DATA:
———

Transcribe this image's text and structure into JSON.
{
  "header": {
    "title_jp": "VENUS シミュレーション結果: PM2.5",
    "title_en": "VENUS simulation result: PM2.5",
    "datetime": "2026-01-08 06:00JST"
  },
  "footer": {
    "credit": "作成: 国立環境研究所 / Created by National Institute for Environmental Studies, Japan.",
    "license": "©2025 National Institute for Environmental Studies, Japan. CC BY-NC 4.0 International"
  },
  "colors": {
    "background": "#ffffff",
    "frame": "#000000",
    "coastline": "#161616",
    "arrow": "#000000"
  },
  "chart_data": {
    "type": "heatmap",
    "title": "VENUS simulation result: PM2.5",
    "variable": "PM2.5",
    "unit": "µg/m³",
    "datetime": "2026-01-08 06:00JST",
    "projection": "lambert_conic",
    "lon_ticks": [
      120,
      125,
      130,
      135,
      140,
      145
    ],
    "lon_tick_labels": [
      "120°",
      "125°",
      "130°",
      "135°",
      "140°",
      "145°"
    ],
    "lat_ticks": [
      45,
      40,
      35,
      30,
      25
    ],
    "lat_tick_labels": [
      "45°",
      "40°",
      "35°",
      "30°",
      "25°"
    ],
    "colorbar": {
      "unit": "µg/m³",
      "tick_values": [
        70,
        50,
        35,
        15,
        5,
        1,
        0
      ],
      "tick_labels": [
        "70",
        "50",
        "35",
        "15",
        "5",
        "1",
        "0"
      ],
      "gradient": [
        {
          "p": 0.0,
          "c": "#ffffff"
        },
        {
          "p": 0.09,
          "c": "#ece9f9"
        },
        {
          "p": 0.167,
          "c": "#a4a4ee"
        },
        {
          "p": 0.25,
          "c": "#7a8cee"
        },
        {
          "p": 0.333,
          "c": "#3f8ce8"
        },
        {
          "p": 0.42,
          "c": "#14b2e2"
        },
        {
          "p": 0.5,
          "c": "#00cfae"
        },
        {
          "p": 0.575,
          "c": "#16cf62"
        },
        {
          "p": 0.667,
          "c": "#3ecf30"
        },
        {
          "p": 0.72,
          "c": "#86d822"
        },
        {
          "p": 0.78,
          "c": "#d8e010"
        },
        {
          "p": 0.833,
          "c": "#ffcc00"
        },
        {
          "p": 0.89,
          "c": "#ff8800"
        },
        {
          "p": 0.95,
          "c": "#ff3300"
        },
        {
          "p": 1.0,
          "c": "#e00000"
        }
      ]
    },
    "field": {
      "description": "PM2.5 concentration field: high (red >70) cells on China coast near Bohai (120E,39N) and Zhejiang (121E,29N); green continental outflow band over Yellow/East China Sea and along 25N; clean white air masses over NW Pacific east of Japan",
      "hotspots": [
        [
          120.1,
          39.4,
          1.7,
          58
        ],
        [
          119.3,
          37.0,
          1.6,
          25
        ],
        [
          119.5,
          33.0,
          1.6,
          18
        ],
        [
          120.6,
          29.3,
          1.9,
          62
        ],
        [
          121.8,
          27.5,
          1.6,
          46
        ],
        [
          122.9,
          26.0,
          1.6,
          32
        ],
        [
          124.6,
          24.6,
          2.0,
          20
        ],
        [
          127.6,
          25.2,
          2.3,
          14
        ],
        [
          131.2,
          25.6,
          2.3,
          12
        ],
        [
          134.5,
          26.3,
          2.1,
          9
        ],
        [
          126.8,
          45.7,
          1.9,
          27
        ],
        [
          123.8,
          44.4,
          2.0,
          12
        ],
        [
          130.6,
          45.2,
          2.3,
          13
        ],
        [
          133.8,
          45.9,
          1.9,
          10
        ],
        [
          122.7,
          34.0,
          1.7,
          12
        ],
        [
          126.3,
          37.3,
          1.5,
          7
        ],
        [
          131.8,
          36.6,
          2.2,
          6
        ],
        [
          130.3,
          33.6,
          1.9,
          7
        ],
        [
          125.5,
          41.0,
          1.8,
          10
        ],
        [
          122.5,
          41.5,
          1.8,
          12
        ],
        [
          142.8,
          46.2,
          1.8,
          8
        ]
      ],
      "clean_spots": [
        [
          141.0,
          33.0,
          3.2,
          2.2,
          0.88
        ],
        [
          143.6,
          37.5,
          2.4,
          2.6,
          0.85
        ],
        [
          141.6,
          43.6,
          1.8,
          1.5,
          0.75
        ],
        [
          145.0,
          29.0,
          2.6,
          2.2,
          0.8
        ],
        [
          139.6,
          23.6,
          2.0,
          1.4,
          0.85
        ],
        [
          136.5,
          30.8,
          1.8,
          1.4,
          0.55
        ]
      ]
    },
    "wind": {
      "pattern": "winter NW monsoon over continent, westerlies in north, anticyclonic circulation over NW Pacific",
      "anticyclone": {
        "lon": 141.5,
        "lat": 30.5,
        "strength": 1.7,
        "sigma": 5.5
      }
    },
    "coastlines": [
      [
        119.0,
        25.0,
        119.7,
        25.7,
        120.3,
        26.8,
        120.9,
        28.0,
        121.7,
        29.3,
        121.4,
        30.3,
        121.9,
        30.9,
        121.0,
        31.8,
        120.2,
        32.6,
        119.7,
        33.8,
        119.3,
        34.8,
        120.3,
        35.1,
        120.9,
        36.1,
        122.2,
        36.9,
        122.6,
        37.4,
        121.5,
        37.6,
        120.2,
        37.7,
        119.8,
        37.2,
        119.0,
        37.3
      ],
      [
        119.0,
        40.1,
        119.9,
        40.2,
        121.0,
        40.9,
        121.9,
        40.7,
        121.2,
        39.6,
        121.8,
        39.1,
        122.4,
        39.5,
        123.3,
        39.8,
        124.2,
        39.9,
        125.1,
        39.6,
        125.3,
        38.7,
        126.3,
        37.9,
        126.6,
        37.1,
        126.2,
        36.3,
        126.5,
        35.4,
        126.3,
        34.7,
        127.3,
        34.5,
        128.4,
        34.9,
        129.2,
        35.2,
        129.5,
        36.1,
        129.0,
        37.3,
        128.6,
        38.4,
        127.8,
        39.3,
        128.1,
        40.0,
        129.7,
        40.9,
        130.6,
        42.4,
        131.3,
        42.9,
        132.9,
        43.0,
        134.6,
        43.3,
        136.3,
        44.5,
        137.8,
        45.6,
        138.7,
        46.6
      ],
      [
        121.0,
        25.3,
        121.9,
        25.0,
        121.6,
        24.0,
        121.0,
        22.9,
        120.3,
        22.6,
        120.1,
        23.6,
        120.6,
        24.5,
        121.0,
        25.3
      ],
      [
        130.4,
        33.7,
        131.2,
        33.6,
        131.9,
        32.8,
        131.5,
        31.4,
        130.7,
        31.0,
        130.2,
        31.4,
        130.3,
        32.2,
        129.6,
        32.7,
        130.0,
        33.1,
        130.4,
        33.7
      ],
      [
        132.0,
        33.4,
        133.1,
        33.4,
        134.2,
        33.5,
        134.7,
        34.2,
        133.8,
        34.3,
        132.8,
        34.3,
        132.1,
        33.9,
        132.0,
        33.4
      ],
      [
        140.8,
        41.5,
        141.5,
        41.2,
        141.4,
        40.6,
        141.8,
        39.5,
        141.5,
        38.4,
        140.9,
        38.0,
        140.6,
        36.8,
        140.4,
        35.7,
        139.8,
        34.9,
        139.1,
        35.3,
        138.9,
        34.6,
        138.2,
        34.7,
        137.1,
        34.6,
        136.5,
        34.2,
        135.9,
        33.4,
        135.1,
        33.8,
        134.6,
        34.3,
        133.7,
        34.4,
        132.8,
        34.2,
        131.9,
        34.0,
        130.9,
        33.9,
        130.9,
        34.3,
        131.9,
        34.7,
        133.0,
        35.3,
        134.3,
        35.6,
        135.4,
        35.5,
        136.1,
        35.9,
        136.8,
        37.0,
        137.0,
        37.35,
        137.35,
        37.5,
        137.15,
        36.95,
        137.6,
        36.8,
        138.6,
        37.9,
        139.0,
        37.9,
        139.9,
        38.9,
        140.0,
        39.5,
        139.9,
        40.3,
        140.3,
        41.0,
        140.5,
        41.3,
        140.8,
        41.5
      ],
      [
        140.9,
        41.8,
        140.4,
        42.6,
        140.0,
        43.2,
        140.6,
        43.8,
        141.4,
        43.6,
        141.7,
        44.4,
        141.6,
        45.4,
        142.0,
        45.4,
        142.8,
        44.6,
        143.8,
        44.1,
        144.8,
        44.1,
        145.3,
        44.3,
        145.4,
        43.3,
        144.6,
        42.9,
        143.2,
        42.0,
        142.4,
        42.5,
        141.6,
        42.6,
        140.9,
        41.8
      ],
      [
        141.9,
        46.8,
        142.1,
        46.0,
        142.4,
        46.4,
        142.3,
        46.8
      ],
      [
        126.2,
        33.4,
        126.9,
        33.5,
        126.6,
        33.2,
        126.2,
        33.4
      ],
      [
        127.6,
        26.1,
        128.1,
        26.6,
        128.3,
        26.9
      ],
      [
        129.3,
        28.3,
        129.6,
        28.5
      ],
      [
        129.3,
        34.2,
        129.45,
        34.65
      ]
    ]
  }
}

———

WORK ITEM: Copy whichever lines in the listing above contain the word "National".

RESULT BELOW:
    "credit": "作成: 国立環境研究所 / Created by National Institute for Environmental Studies, Japan.",
    "license": "©2025 National Institute for Environmental Studies, Japan. CC BY-NC 4.0 International"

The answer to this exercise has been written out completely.